▶ **DATA TO USE**

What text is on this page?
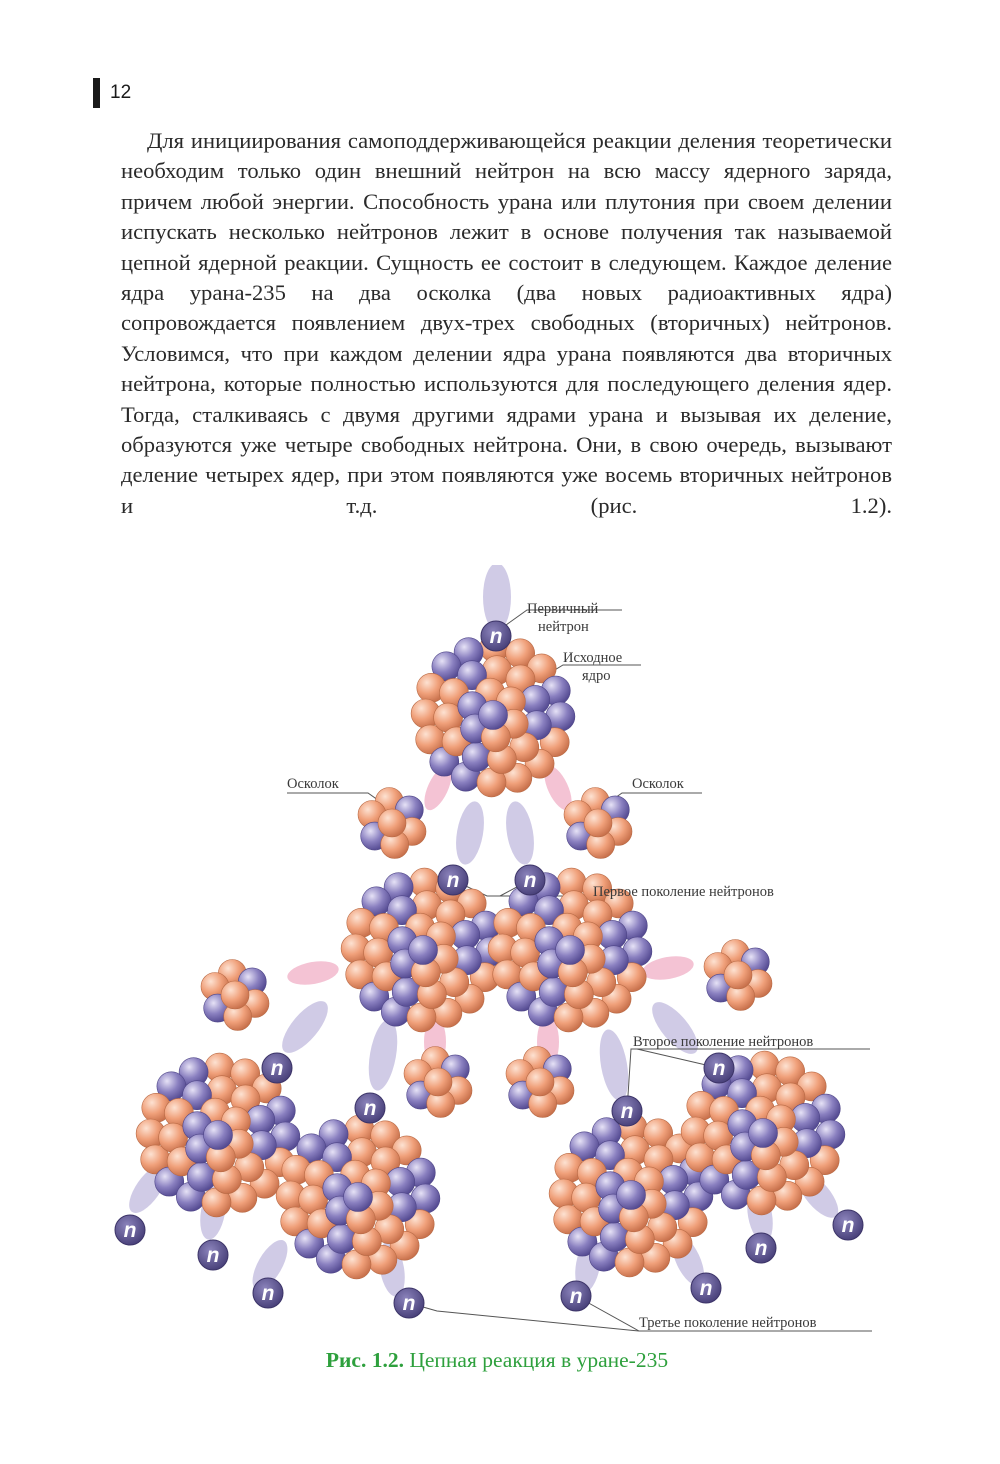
12

Для инициирования самоподдерживающейся реакции деления теоретически необходим только один внешний нейтрон на всю массу ядерного заряда, причем любой энергии. Способность урана или плутония при своем делении испускать несколько нейтронов лежит в основе получения так называемой цепной ядерной реакции. Сущность ее состоит в следующем. Каждое деление ядра урана-235 на два осколка (два новых радиоактивных ядра) сопровождается появлением двух-трех свободных (вторичных) нейтронов. Условимся, что при каждом делении ядра урана появляются два вторичных нейтрона, которые полностью используются для последующего деления ядер. Тогда, сталкиваясь с двумя другими ядрами урана и вызывая их деление, образуются уже четыре свободных нейтрона. Они, в свою очередь, вызывают деление четырех ядер, при этом появляются уже восемь вторичных нейтронов и т.д. (рис. 1.2).

n
n	n
n
n	n
n
n
n
n	n	n	n
n
n
Первичный
нейтрон
Исходное
ядро
Осколок	Осколок
Первое поколение нейтронов
Второе поколение нейтронов
Третье поколение нейтронов
Рис. 1.2. Цепная реакция в уране-235
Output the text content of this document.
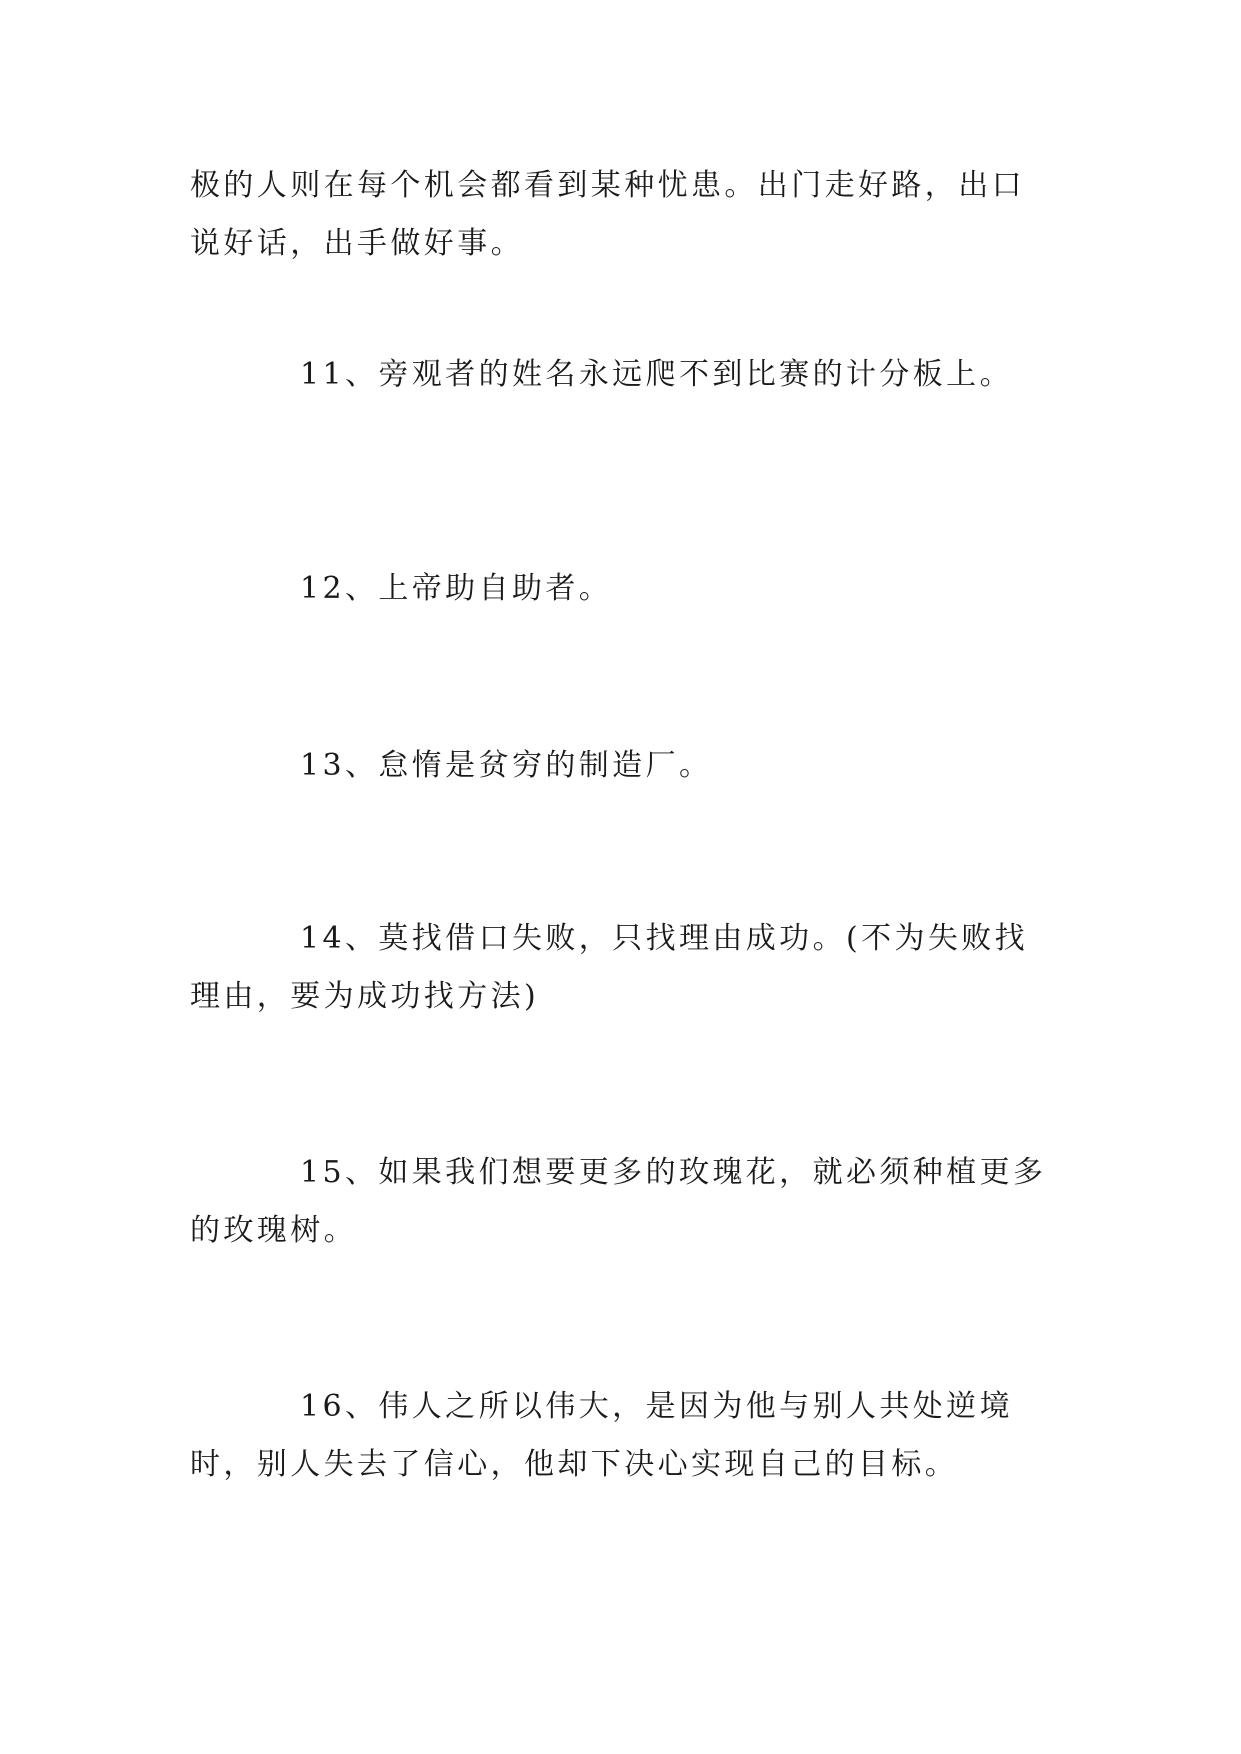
极的人则在每个机会都看到某种忧患。出门走好路，出口说好话，出手做好事。

11、旁观者的姓名永远爬不到比赛的计分板上。

12、上帝助自助者。

13、怠惰是贫穷的制造厂。

14、莫找借口失败，只找理由成功。(不为失败找理由，要为成功找方法)

15、如果我们想要更多的玫瑰花，就必须种植更多的玫瑰树。

16、伟人之所以伟大，是因为他与别人共处逆境时，别人失去了信心，他却下决心实现自己的目标。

▶ **EXERCISE DETAILS**
Set down every record once more, word for word, without pictures.

▶ **RESPONSE TO THE EXERCISE**
What text is on this page?
12

Для инициирования самоподдерживающейся реакции деления теоретически необходим только один внешний нейтрон на всю массу ядерного заряда, причем любой энергии. Способность урана или плутония при своем делении испускать несколько нейтронов лежит в основе получения так называемой цепной ядерной реакции. Сущность ее состоит в следующем. Каждое деление ядра урана-235 на два осколка (два новых радиоактивных ядра) сопровождается появлением двух-трех свободных (вторичных) нейтронов. Условимся, что при каждом делении ядра урана появляются два вторичных нейтрона, которые полностью используются для последующего деления ядер. Тогда, сталкиваясь с двумя другими ядрами урана и вызывая их деление, образуются уже четыре свободных нейтрона. Они, в свою очередь, вызывают деление четырех ядер, при этом появляются уже восемь вторичных нейтронов и т.д. (рис. 1.2).

n
n	n
n
n	n
n
n
n
n	n	n	n
n
n
Первичный
нейтрон
Исходное
ядро
Осколок	Осколок
Первое поколение нейтронов
Второе поколение нейтронов
Третье поколение нейтронов
Рис. 1.2. Цепная реакция в уране-235
Output the text content of this document.
极的人则在每个机会都看到某种忧患。出门走好路，出口说好话，出手做好事。

11、旁观者的姓名永远爬不到比赛的计分板上。

12、上帝助自助者。

13、怠惰是贫穷的制造厂。

14、莫找借口失败，只找理由成功。(不为失败找理由，要为成功找方法)

15、如果我们想要更多的玫瑰花，就必须种植更多的玫瑰树。

16、伟人之所以伟大，是因为他与别人共处逆境时，别人失去了信心，他却下决心实现自己的目标。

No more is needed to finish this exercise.